[Your goal]: Reproduce the lines that run from the start of the entries through the line containing "tweet-text: @tmobile_webcare HELP", both ends included.

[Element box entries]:
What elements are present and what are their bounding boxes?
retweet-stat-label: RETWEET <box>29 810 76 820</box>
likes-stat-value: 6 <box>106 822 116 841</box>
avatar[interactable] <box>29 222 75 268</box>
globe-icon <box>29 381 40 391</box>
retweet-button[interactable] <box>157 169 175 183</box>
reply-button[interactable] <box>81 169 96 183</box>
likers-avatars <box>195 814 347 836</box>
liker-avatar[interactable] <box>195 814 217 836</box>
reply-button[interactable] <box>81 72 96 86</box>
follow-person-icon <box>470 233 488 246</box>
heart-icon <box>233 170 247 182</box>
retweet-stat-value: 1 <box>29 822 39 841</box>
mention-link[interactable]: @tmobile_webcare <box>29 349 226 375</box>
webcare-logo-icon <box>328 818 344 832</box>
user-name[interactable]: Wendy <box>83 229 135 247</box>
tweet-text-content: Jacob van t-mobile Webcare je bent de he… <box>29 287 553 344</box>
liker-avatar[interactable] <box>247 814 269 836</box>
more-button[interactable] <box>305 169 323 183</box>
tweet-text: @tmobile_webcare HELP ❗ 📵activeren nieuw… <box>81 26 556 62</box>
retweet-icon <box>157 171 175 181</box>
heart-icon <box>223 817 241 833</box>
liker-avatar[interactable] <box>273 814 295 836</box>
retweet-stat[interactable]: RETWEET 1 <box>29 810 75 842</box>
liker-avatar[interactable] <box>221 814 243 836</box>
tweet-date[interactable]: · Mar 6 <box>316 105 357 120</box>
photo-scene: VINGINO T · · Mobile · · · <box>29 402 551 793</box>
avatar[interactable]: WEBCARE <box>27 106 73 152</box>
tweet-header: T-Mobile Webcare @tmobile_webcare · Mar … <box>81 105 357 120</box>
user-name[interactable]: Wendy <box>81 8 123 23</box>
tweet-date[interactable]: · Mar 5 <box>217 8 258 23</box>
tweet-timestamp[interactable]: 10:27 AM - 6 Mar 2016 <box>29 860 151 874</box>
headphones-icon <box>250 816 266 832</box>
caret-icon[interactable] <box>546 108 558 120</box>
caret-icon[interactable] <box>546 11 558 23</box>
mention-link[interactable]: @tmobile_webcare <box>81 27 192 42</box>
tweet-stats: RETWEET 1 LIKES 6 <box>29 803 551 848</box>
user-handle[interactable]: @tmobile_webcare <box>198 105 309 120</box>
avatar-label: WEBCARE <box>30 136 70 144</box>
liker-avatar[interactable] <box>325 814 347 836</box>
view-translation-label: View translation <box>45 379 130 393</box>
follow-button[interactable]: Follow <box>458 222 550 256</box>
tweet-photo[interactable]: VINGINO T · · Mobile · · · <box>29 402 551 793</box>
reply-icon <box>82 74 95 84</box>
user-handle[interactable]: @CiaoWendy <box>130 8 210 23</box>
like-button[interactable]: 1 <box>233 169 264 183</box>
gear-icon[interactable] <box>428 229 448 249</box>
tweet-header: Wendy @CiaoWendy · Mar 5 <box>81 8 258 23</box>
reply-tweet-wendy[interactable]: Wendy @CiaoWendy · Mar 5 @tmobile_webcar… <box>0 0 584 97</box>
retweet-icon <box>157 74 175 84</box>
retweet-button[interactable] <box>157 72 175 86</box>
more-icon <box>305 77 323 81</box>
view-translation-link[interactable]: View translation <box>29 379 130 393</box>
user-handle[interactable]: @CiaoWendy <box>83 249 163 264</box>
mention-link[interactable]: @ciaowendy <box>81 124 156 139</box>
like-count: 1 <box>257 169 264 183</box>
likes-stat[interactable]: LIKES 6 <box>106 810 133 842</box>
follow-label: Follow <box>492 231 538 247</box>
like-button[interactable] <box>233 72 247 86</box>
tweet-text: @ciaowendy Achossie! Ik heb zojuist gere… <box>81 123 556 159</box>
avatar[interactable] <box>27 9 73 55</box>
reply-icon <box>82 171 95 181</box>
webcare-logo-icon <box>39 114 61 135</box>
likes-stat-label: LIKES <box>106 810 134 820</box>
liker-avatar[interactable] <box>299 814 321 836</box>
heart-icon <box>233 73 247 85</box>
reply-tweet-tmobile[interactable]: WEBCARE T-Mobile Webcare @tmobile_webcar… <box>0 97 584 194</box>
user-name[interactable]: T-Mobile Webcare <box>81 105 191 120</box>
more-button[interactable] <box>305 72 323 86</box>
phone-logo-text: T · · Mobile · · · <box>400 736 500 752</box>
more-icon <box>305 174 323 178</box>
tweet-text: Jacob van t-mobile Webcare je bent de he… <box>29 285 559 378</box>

[Response to the task]:
What elements are present and what are their bounding boxes?
retweet-stat-label: RETWEET <box>29 810 76 820</box>
likes-stat-value: 6 <box>106 822 116 841</box>
avatar[interactable] <box>29 222 75 268</box>
globe-icon <box>29 381 40 391</box>
retweet-button[interactable] <box>157 169 175 183</box>
reply-button[interactable] <box>81 169 96 183</box>
likers-avatars <box>195 814 347 836</box>
liker-avatar[interactable] <box>195 814 217 836</box>
reply-button[interactable] <box>81 72 96 86</box>
follow-person-icon <box>470 233 488 246</box>
heart-icon <box>233 170 247 182</box>
retweet-stat-value: 1 <box>29 822 39 841</box>
mention-link[interactable]: @tmobile_webcare <box>29 349 226 375</box>
webcare-logo-icon <box>328 818 344 832</box>
user-name[interactable]: Wendy <box>83 229 135 247</box>
tweet-text-content: Jacob van t-mobile Webcare je bent de he… <box>29 287 553 344</box>
liker-avatar[interactable] <box>247 814 269 836</box>
more-button[interactable] <box>305 169 323 183</box>
tweet-text: @tmobile_webcare HELP ❗ 📵activeren nieuw… <box>81 26 556 62</box>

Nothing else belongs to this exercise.